▶ _Aim of the exercise_
Reproduce all entries precisely, down to the last character.

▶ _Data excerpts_
^^^^^^^^^^^^^^^^
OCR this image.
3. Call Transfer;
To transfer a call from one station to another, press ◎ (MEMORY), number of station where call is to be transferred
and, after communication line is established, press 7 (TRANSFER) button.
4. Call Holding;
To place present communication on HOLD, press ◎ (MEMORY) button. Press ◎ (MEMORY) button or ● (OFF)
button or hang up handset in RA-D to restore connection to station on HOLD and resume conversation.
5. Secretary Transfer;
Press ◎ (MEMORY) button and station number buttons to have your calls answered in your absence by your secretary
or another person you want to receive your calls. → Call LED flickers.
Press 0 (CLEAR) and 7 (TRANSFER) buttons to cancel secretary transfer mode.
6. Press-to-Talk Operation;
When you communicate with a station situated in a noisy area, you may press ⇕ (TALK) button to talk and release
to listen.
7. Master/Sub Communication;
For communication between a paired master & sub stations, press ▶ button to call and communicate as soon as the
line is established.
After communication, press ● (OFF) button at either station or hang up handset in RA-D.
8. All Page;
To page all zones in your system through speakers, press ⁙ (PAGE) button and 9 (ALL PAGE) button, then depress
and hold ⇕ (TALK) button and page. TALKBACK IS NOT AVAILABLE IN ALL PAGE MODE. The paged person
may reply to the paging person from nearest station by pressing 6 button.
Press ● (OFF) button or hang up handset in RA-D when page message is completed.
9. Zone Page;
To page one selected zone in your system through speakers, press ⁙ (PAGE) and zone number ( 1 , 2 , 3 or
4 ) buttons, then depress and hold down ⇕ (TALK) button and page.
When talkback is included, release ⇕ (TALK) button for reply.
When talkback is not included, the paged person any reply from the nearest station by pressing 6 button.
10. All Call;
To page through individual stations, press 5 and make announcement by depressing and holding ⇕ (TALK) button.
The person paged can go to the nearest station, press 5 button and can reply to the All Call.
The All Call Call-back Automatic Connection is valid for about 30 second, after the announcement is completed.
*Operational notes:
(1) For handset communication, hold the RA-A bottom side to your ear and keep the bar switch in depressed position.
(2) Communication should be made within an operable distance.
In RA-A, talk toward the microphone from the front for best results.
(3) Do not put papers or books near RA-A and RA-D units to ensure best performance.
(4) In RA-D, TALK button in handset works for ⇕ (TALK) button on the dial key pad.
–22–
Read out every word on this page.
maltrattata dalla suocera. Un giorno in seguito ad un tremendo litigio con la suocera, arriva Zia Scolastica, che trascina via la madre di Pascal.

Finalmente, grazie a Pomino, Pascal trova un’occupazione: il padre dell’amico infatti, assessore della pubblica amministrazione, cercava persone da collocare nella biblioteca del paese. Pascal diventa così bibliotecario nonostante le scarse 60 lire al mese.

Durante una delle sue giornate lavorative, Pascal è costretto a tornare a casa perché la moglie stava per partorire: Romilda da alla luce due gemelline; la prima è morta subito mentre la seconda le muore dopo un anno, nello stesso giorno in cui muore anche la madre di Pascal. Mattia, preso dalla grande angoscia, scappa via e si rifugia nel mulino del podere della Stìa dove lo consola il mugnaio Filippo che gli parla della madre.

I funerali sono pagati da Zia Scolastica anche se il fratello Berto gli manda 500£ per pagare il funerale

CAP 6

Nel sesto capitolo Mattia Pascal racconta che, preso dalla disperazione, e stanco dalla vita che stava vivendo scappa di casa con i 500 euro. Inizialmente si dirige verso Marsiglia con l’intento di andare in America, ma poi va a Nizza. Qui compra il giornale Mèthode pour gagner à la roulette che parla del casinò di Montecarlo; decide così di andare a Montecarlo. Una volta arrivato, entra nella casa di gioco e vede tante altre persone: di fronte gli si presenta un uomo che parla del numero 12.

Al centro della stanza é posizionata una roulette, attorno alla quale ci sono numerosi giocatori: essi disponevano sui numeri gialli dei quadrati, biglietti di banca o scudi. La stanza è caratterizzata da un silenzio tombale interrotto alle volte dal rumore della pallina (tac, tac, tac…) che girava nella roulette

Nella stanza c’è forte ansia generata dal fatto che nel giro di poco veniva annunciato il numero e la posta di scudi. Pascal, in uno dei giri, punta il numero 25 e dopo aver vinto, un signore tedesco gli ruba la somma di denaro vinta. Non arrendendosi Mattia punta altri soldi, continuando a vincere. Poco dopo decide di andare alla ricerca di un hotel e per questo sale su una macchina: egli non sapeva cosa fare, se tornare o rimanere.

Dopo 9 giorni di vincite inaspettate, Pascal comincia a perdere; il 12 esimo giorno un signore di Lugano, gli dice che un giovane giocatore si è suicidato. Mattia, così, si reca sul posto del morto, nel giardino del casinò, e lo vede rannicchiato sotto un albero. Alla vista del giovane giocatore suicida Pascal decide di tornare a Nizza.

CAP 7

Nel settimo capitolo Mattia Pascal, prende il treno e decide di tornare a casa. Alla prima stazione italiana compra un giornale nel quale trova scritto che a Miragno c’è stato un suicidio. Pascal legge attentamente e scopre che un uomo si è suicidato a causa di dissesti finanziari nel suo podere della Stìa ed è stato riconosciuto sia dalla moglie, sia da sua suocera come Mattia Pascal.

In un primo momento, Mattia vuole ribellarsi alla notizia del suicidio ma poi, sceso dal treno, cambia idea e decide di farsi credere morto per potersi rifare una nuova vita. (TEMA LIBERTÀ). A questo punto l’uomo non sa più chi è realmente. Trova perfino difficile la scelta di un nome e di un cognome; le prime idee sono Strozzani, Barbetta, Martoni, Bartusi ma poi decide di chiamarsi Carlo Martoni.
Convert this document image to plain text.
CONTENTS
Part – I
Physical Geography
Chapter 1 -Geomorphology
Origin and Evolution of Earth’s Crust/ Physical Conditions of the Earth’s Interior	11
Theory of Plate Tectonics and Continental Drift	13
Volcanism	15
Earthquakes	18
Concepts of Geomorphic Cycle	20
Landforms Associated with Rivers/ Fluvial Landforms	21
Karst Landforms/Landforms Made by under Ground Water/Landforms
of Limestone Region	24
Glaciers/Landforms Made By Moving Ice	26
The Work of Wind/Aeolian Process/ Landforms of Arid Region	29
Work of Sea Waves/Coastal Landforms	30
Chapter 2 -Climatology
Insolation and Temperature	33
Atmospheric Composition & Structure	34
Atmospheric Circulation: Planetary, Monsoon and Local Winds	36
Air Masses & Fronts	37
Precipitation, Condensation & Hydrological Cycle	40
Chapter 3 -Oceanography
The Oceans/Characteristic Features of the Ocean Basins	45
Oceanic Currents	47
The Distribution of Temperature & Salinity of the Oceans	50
^^^^^^^^^^^^^^^^
▶ _Result of this task_
OCR this image.
3. Call Transfer;
To transfer a call from one station to another, press ◎ (MEMORY), number of station where call is to be transferred
and, after communication line is established, press 7 (TRANSFER) button.
4. Call Holding;
To place present communication on HOLD, press ◎ (MEMORY) button. Press ◎ (MEMORY) button or ● (OFF)
button or hang up handset in RA-D to restore connection to station on HOLD and resume conversation.
5. Secretary Transfer;
Press ◎ (MEMORY) button and station number buttons to have your calls answered in your absence by your secretary
or another person you want to receive your calls. → Call LED flickers.
Press 0 (CLEAR) and 7 (TRANSFER) buttons to cancel secretary transfer mode.
6. Press-to-Talk Operation;
When you communicate with a station situated in a noisy area, you may press ⇕ (TALK) button to talk and release
to listen.
7. Master/Sub Communication;
For communication between a paired master & sub stations, press ▶ button to call and communicate as soon as the
line is established.
After communication, press ● (OFF) button at either station or hang up handset in RA-D.
8. All Page;
To page all zones in your system through speakers, press ⁙ (PAGE) button and 9 (ALL PAGE) button, then depress
and hold ⇕ (TALK) button and page. TALKBACK IS NOT AVAILABLE IN ALL PAGE MODE. The paged person
may reply to the paging person from nearest station by pressing 6 button.
Press ● (OFF) button or hang up handset in RA-D when page message is completed.
9. Zone Page;
To page one selected zone in your system through speakers, press ⁙ (PAGE) and zone number ( 1 , 2 , 3 or
4 ) buttons, then depress and hold down ⇕ (TALK) button and page.
When talkback is included, release ⇕ (TALK) button for reply.
When talkback is not included, the paged person any reply from the nearest station by pressing 6 button.
10. All Call;
To page through individual stations, press 5 and make announcement by depressing and holding ⇕ (TALK) button.
The person paged can go to the nearest station, press 5 button and can reply to the All Call.
The All Call Call-back Automatic Connection is valid for about 30 second, after the announcement is completed.
*Operational notes:
(1) For handset communication, hold the RA-A bottom side to your ear and keep the bar switch in depressed position.
(2) Communication should be made within an operable distance.
In RA-A, talk toward the microphone from the front for best results.
(3) Do not put papers or books near RA-A and RA-D units to ensure best performance.
(4) In RA-D, TALK button in handset works for ⇕ (TALK) button on the dial key pad.
–22–
Read out every word on this page.
maltrattata dalla suocera. Un giorno in seguito ad un tremendo litigio con la suocera, arriva Zia Scolastica, che trascina via la madre di Pascal.

Finalmente, grazie a Pomino, Pascal trova un’occupazione: il padre dell’amico infatti, assessore della pubblica amministrazione, cercava persone da collocare nella biblioteca del paese. Pascal diventa così bibliotecario nonostante le scarse 60 lire al mese.

Durante una delle sue giornate lavorative, Pascal è costretto a tornare a casa perché la moglie stava per partorire: Romilda da alla luce due gemelline; la prima è morta subito mentre la seconda le muore dopo un anno, nello stesso giorno in cui muore anche la madre di Pascal. Mattia, preso dalla grande angoscia, scappa via e si rifugia nel mulino del podere della Stìa dove lo consola il mugnaio Filippo che gli parla della madre.

I funerali sono pagati da Zia Scolastica anche se il fratello Berto gli manda 500£ per pagare il funerale

CAP 6

Nel sesto capitolo Mattia Pascal racconta che, preso dalla disperazione, e stanco dalla vita che stava vivendo scappa di casa con i 500 euro. Inizialmente si dirige verso Marsiglia con l’intento di andare in America, ma poi va a Nizza. Qui compra il giornale Mèthode pour gagner à la roulette che parla del casinò di Montecarlo; decide così di andare a Montecarlo. Una volta arrivato, entra nella casa di gioco e vede tante altre persone: di fronte gli si presenta un uomo che parla del numero 12.

Al centro della stanza é posizionata una roulette, attorno alla quale ci sono numerosi giocatori: essi disponevano sui numeri gialli dei quadrati, biglietti di banca o scudi. La stanza è caratterizzata da un silenzio tombale interrotto alle volte dal rumore della pallina (tac, tac, tac…) che girava nella roulette

Nella stanza c’è forte ansia generata dal fatto che nel giro di poco veniva annunciato il numero e la posta di scudi. Pascal, in uno dei giri, punta il numero 25 e dopo aver vinto, un signore tedesco gli ruba la somma di denaro vinta. Non arrendendosi Mattia punta altri soldi, continuando a vincere. Poco dopo decide di andare alla ricerca di un hotel e per questo sale su una macchina: egli non sapeva cosa fare, se tornare o rimanere.

Dopo 9 giorni di vincite inaspettate, Pascal comincia a perdere; il 12 esimo giorno un signore di Lugano, gli dice che un giovane giocatore si è suicidato. Mattia, così, si reca sul posto del morto, nel giardino del casinò, e lo vede rannicchiato sotto un albero. Alla vista del giovane giocatore suicida Pascal decide di tornare a Nizza.

CAP 7

Nel settimo capitolo Mattia Pascal, prende il treno e decide di tornare a casa. Alla prima stazione italiana compra un giornale nel quale trova scritto che a Miragno c’è stato un suicidio. Pascal legge attentamente e scopre che un uomo si è suicidato a causa di dissesti finanziari nel suo podere della Stìa ed è stato riconosciuto sia dalla moglie, sia da sua suocera come Mattia Pascal.

In un primo momento, Mattia vuole ribellarsi alla notizia del suicidio ma poi, sceso dal treno, cambia idea e decide di farsi credere morto per potersi rifare una nuova vita. (TEMA LIBERTÀ). A questo punto l’uomo non sa più chi è realmente. Trova perfino difficile la scelta di un nome e di un cognome; le prime idee sono Strozzani, Barbetta, Martoni, Bartusi ma poi decide di chiamarsi Carlo Martoni.
Convert this document image to plain text.
CONTENTS
Part – I
Physical Geography
Chapter 1 -Geomorphology
Origin and Evolution of Earth’s Crust/ Physical Conditions of the Earth’s Interior	11
Theory of Plate Tectonics and Continental Drift	13
Volcanism	15
Earthquakes	18
Concepts of Geomorphic Cycle	20
Landforms Associated with Rivers/ Fluvial Landforms	21
Karst Landforms/Landforms Made by under Ground Water/Landforms
of Limestone Region	24
Glaciers/Landforms Made By Moving Ice	26
The Work of Wind/Aeolian Process/ Landforms of Arid Region	29
Work of Sea Waves/Coastal Landforms	30
Chapter 2 -Climatology
Insolation and Temperature	33
Atmospheric Composition & Structure	34
Atmospheric Circulation: Planetary, Monsoon and Local Winds	36
Air Masses & Fronts	37
Precipitation, Condensation & Hydrological Cycle	40
Chapter 3 -Oceanography
The Oceans/Characteristic Features of the Ocean Basins	45
Oceanic Currents	47
The Distribution of Temperature & Salinity of the Oceans	50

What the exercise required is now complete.